Please print every record below exactly as it appears.
━━━ DATA FOR THIS EXERCISE ━━━
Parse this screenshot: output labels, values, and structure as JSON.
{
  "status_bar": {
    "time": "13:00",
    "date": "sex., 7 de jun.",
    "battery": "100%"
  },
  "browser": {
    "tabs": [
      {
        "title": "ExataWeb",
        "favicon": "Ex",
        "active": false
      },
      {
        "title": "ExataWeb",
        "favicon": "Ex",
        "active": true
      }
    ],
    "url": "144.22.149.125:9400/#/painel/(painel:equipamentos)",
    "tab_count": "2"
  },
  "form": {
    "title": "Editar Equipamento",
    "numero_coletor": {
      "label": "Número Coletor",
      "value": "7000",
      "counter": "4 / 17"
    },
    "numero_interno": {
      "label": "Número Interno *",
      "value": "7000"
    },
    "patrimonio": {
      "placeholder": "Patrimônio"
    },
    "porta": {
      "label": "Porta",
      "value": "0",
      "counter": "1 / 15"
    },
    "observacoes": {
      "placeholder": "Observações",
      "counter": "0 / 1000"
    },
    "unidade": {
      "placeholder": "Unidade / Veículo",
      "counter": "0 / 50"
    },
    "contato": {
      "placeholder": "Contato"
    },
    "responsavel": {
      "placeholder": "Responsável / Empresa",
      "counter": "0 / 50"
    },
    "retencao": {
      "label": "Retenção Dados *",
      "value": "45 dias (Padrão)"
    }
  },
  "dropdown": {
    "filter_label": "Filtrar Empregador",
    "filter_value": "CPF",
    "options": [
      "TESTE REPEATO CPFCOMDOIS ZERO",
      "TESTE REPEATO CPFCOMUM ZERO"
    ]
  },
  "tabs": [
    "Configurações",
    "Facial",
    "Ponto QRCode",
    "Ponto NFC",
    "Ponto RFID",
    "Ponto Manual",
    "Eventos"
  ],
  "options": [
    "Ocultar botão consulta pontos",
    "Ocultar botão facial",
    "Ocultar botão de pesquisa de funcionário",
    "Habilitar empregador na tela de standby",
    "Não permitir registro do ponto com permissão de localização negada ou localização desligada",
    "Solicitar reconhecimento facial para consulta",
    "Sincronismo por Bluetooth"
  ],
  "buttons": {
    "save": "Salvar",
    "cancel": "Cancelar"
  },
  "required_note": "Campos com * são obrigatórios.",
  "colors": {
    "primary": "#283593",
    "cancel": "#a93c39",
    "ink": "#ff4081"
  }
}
━━━
## SOLUTION FOR THIS PROBLEM
Parse this screenshot: output labels, values, and structure as JSON.
{
  "status_bar": {
    "time": "13:00",
    "date": "sex., 7 de jun.",
    "battery": "100%"
  },
  "browser": {
    "tabs": [
      {
        "title": "ExataWeb",
        "favicon": "Ex",
        "active": false
      },
      {
        "title": "ExataWeb",
        "favicon": "Ex",
        "active": true
      }
    ],
    "url": "144.22.149.125:9400/#/painel/(painel:equipamentos)",
    "tab_count": "2"
  },
  "form": {
    "title": "Editar Equipamento",
    "numero_coletor": {
      "label": "Número Coletor",
      "value": "7000",
      "counter": "4 / 17"
    },
    "numero_interno": {
      "label": "Número Interno *",
      "value": "7000"
    },
    "patrimonio": {
      "placeholder": "Patrimônio"
    },
    "porta": {
      "label": "Porta",
      "value": "0",
      "counter": "1 / 15"
    },
    "observacoes": {
      "placeholder": "Observações",
      "counter": "0 / 1000"
    },
    "unidade": {
      "placeholder": "Unidade / Veículo",
      "counter": "0 / 50"
    },
    "contato": {
      "placeholder": "Contato"
    },
    "responsavel": {
      "placeholder": "Responsável / Empresa",
      "counter": "0 / 50"
    },
    "retencao": {
      "label": "Retenção Dados *",
      "value": "45 dias (Padrão)"
    }
  },
  "dropdown": {
    "filter_label": "Filtrar Empregador",
    "filter_value": "CPF",
    "options": [
      "TESTE REPEATO CPFCOMDOIS ZERO",
      "TESTE REPEATO CPFCOMUM ZERO"
    ]
  },
  "tabs": [
    "Configurações",
    "Facial",
    "Ponto QRCode",
    "Ponto NFC",
    "Ponto RFID",
    "Ponto Manual",
    "Eventos"
  ],
  "options": [
    "Ocultar botão consulta pontos",
    "Ocultar botão facial",
    "Ocultar botão de pesquisa de funcionário",
    "Habilitar empregador na tela de standby",
    "Não permitir registro do ponto com permissão de localização negada ou localização desligada",
    "Solicitar reconhecimento facial para consulta",
    "Sincronismo por Bluetooth"
  ],
  "buttons": {
    "save": "Salvar",
    "cancel": "Cancelar"
  },
  "required_note": "Campos com * são obrigatórios.",
  "colors": {
    "primary": "#283593",
    "cancel": "#a93c39",
    "ink": "#ff4081"
  }
}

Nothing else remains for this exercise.